====== Data supplied
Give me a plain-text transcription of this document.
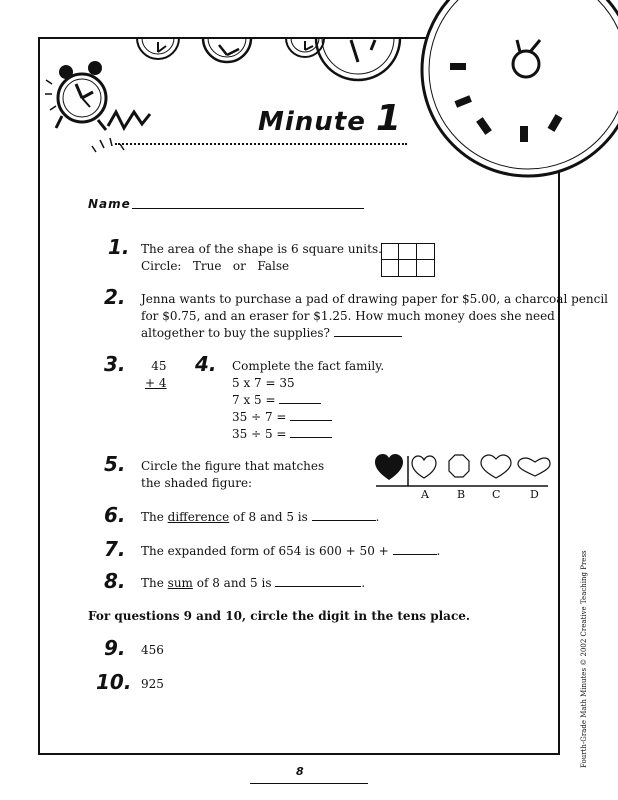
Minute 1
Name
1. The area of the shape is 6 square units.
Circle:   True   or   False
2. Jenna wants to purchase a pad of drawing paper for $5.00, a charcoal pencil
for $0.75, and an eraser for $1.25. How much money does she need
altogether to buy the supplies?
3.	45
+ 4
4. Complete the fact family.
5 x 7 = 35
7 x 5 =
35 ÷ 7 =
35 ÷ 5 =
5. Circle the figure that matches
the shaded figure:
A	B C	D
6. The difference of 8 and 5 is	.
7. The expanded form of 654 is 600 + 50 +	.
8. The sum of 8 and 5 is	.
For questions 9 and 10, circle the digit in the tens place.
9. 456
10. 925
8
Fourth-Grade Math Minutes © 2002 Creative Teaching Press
============
--- To do ---
Print the whole listing above once more, word for word, without its pictures.

--- Finished exercise ---
Give me a plain-text transcription of this document.
Minute 1
Name
1. The area of the shape is 6 square units.
Circle:   True   or   False
2. Jenna wants to purchase a pad of drawing paper for $5.00, a charcoal pencil
for $0.75, and an eraser for $1.25. How much money does she need
altogether to buy the supplies?
3.	45
+ 4
4. Complete the fact family.
5 x 7 = 35
7 x 5 =
35 ÷ 7 =
35 ÷ 5 =
5. Circle the figure that matches
the shaded figure:
A	B C	D
6. The difference of 8 and 5 is	.
7. The expanded form of 654 is 600 + 50 +	.
8. The sum of 8 and 5 is	.
For questions 9 and 10, circle the digit in the tens place.
9. 456
10. 925
8
Fourth-Grade Math Minutes © 2002 Creative Teaching Press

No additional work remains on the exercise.